Written problem: Give the data below again exactly as it stands. Omit the pictures.

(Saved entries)
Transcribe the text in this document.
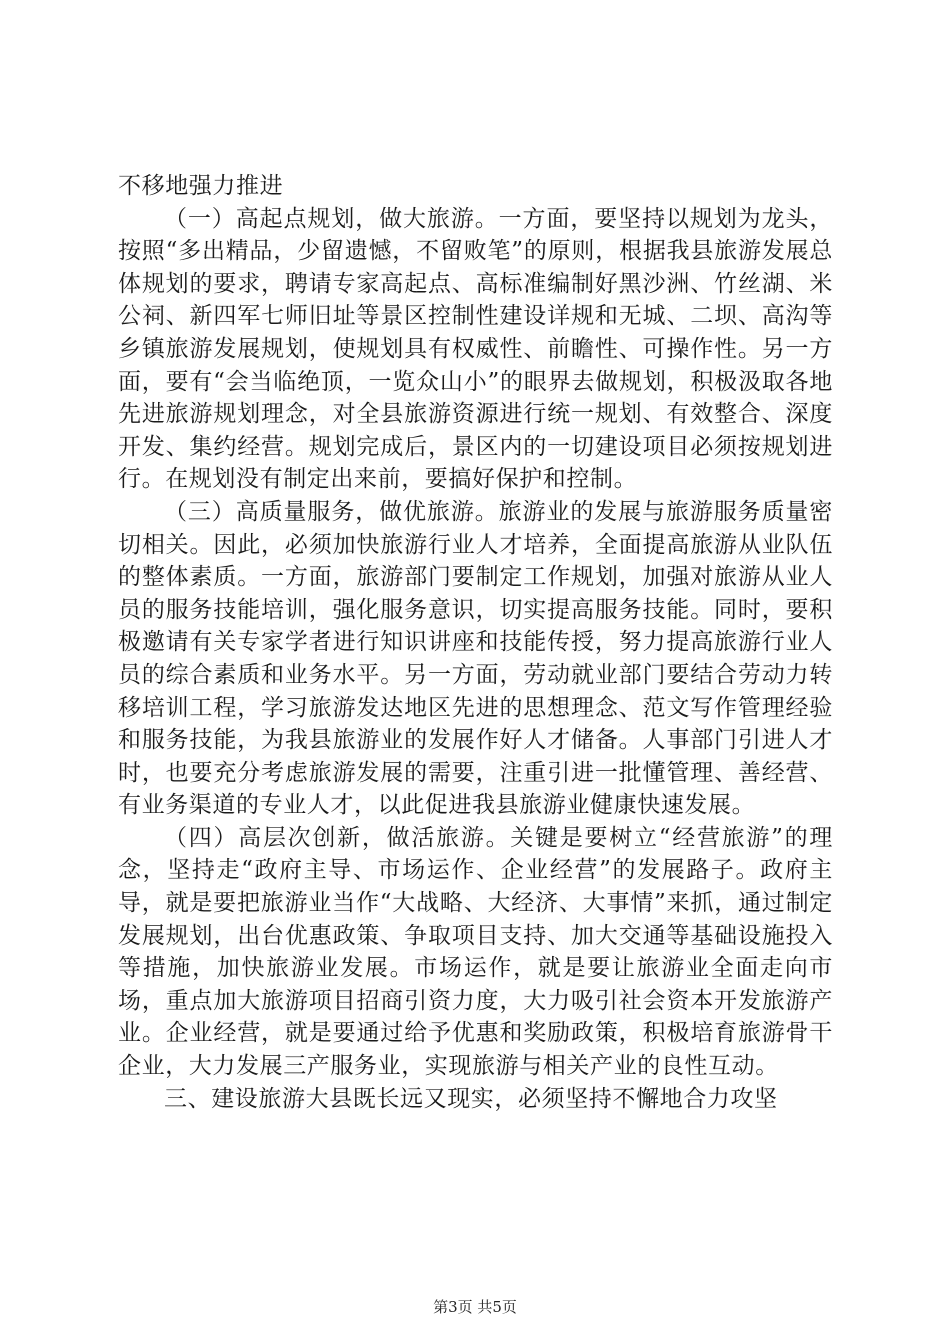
不移地强力推进

（一）高起点规划，做大旅游。一方面，要坚持以规划为龙头，按照“多出精品，少留遗憾，不留败笔”的原则，根据我县旅游发展总体规划的要求，聘请专家高起点、高标准编制好黑沙洲、竹丝湖、米公祠、新四军七师旧址等景区控制性建设详规和无城、二坝、高沟等乡镇旅游发展规划，使规划具有权威性、前瞻性、可操作性。另一方面，要有“会当临绝顶，一览众山小”的眼界去做规划，积极汲取各地先进旅游规划理念，对全县旅游资源进行统一规划、有效整合、深度开发、集约经营。规划完成后，景区内的一切建设项目必须按规划进行。在规划没有制定出来前，要搞好保护和控制。

（三）高质量服务，做优旅游。旅游业的发展与旅游服务质量密切相关。因此，必须加快旅游行业人才培养，全面提高旅游从业队伍的整体素质。一方面，旅游部门要制定工作规划，加强对旅游从业人员的服务技能培训，强化服务意识，切实提高服务技能。同时，要积极邀请有关专家学者进行知识讲座和技能传授，努力提高旅游行业人员的综合素质和业务水平。另一方面，劳动就业部门要结合劳动力转移培训工程，学习旅游发达地区先进的思想理念、范文写作管理经验和服务技能，为我县旅游业的发展作好人才储备。人事部门引进人才时，也要充分考虑旅游发展的需要，注重引进一批懂管理、善经营、有业务渠道的专业人才，以此促进我县旅游业健康快速发展。

（四）高层次创新，做活旅游。关键是要树立“经营旅游”的理念，坚持走“政府主导、市场运作、企业经营”的发展路子。政府主导，就是要把旅游业当作“大战略、大经济、大事情”来抓，通过制定发展规划，出台优惠政策、争取项目支持、加大交通等基础设施投入等措施，加快旅游业发展。市场运作，就是要让旅游业全面走向市场，重点加大旅游项目招商引资力度，大力吸引社会资本开发旅游产业。企业经营，就是要通过给予优惠和奖励政策，积极培育旅游骨干企业，大力发展三产服务业，实现旅游与相关产业的良性互动。

三、建设旅游大县既长远又现实，必须坚持不懈地合力攻坚

第3页 共5页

Task answer:
Transcribe the text in this document.
不移地强力推进

（一）高起点规划，做大旅游。一方面，要坚持以规划为龙头，按照“多出精品，少留遗憾，不留败笔”的原则，根据我县旅游发展总体规划的要求，聘请专家高起点、高标准编制好黑沙洲、竹丝湖、米公祠、新四军七师旧址等景区控制性建设详规和无城、二坝、高沟等乡镇旅游发展规划，使规划具有权威性、前瞻性、可操作性。另一方面，要有“会当临绝顶，一览众山小”的眼界去做规划，积极汲取各地先进旅游规划理念，对全县旅游资源进行统一规划、有效整合、深度开发、集约经营。规划完成后，景区内的一切建设项目必须按规划进行。在规划没有制定出来前，要搞好保护和控制。

（三）高质量服务，做优旅游。旅游业的发展与旅游服务质量密切相关。因此，必须加快旅游行业人才培养，全面提高旅游从业队伍的整体素质。一方面，旅游部门要制定工作规划，加强对旅游从业人员的服务技能培训，强化服务意识，切实提高服务技能。同时，要积极邀请有关专家学者进行知识讲座和技能传授，努力提高旅游行业人员的综合素质和业务水平。另一方面，劳动就业部门要结合劳动力转移培训工程，学习旅游发达地区先进的思想理念、范文写作管理经验和服务技能，为我县旅游业的发展作好人才储备。人事部门引进人才时，也要充分考虑旅游发展的需要，注重引进一批懂管理、善经营、有业务渠道的专业人才，以此促进我县旅游业健康快速发展。

（四）高层次创新，做活旅游。关键是要树立“经营旅游”的理念，坚持走“政府主导、市场运作、企业经营”的发展路子。政府主导，就是要把旅游业当作“大战略、大经济、大事情”来抓，通过制定发展规划，出台优惠政策、争取项目支持、加大交通等基础设施投入等措施，加快旅游业发展。市场运作，就是要让旅游业全面走向市场，重点加大旅游项目招商引资力度，大力吸引社会资本开发旅游产业。企业经营，就是要通过给予优惠和奖励政策，积极培育旅游骨干企业，大力发展三产服务业，实现旅游与相关产业的良性互动。

三、建设旅游大县既长远又现实，必须坚持不懈地合力攻坚

第3页 共5页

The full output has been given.